Problem to solve:
Only the pictures stay out; every record is to be quoted exactly.
-------
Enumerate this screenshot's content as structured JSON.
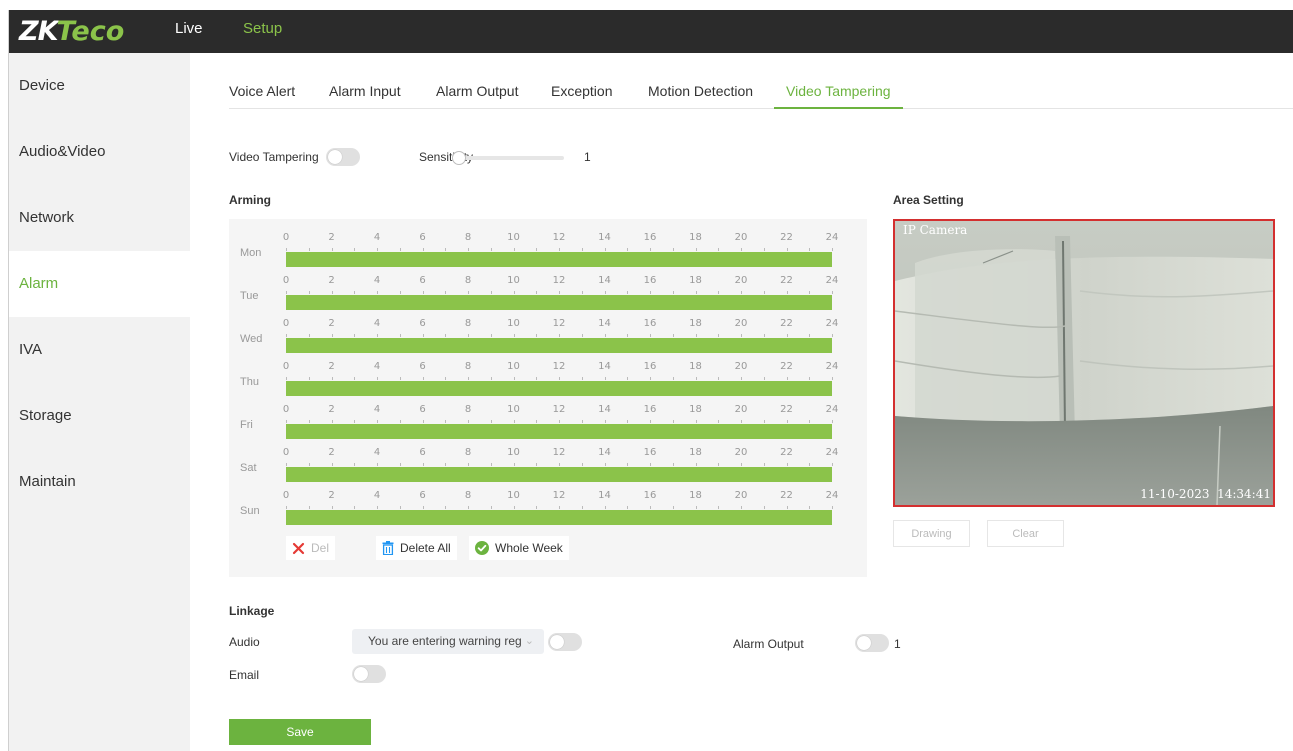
{
  "topbar": {
    "logo_main": "ZK",
    "logo_sub": "Teco",
    "nav": {
      "live": "Live",
      "setup": "Setup"
    }
  },
  "sidebar": {
    "items": [
      {
        "label": "Device"
      },
      {
        "label": "Audio&Video"
      },
      {
        "label": "Network"
      },
      {
        "label": "Alarm",
        "active": true
      },
      {
        "label": "IVA"
      },
      {
        "label": "Storage"
      },
      {
        "label": "Maintain"
      }
    ]
  },
  "tabs": [
    {
      "label": "Voice Alert"
    },
    {
      "label": "Alarm Input"
    },
    {
      "label": "Alarm Output"
    },
    {
      "label": "Exception"
    },
    {
      "label": "Motion Detection"
    },
    {
      "label": "Video Tampering",
      "active": true
    }
  ],
  "settings": {
    "video_tampering_label": "Video Tampering",
    "video_tampering_on": false,
    "sensitivity_label": "Sensitivity",
    "sensitivity_value": "1"
  },
  "arming": {
    "title": "Arming",
    "days": [
      "Mon",
      "Tue",
      "Wed",
      "Thu",
      "Fri",
      "Sat",
      "Sun"
    ],
    "hour_ticks": [
      "0",
      "2",
      "4",
      "6",
      "8",
      "10",
      "12",
      "14",
      "16",
      "18",
      "20",
      "22",
      "24"
    ],
    "schedule_fill": 1.0,
    "buttons": {
      "del": "Del",
      "delete_all": "Delete All",
      "whole_week": "Whole Week"
    }
  },
  "area_setting": {
    "title": "Area Setting",
    "camera_label": "IP Camera",
    "timestamp": "11-10-2023  14:34:41",
    "buttons": {
      "drawing": "Drawing",
      "clear": "Clear"
    }
  },
  "linkage": {
    "title": "Linkage",
    "audio_label": "Audio",
    "audio_value": "You are entering warning reg",
    "alarm_output_label": "Alarm Output",
    "alarm_output_value": "1",
    "email_label": "Email"
  },
  "save_label": "Save",
  "colors": {
    "accent": "#6cb33f",
    "bar_green": "#8bc34a",
    "topbar": "#2b2b2b",
    "area_border": "#d32f2f"
  }
}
-------
Solved exercise:
Enumerate this screenshot's content as structured JSON.
{
  "topbar": {
    "logo_main": "ZK",
    "logo_sub": "Teco",
    "nav": {
      "live": "Live",
      "setup": "Setup"
    }
  },
  "sidebar": {
    "items": [
      {
        "label": "Device"
      },
      {
        "label": "Audio&Video"
      },
      {
        "label": "Network"
      },
      {
        "label": "Alarm",
        "active": true
      },
      {
        "label": "IVA"
      },
      {
        "label": "Storage"
      },
      {
        "label": "Maintain"
      }
    ]
  },
  "tabs": [
    {
      "label": "Voice Alert"
    },
    {
      "label": "Alarm Input"
    },
    {
      "label": "Alarm Output"
    },
    {
      "label": "Exception"
    },
    {
      "label": "Motion Detection"
    },
    {
      "label": "Video Tampering",
      "active": true
    }
  ],
  "settings": {
    "video_tampering_label": "Video Tampering",
    "video_tampering_on": false,
    "sensitivity_label": "Sensitivity",
    "sensitivity_value": "1"
  },
  "arming": {
    "title": "Arming",
    "days": [
      "Mon",
      "Tue",
      "Wed",
      "Thu",
      "Fri",
      "Sat",
      "Sun"
    ],
    "hour_ticks": [
      "0",
      "2",
      "4",
      "6",
      "8",
      "10",
      "12",
      "14",
      "16",
      "18",
      "20",
      "22",
      "24"
    ],
    "schedule_fill": 1.0,
    "buttons": {
      "del": "Del",
      "delete_all": "Delete All",
      "whole_week": "Whole Week"
    }
  },
  "area_setting": {
    "title": "Area Setting",
    "camera_label": "IP Camera",
    "timestamp": "11-10-2023  14:34:41",
    "buttons": {
      "drawing": "Drawing",
      "clear": "Clear"
    }
  },
  "linkage": {
    "title": "Linkage",
    "audio_label": "Audio",
    "audio_value": "You are entering warning reg",
    "alarm_output_label": "Alarm Output",
    "alarm_output_value": "1",
    "email_label": "Email"
  },
  "save_label": "Save",
  "colors": {
    "accent": "#6cb33f",
    "bar_green": "#8bc34a",
    "topbar": "#2b2b2b",
    "area_border": "#d32f2f"
  }
}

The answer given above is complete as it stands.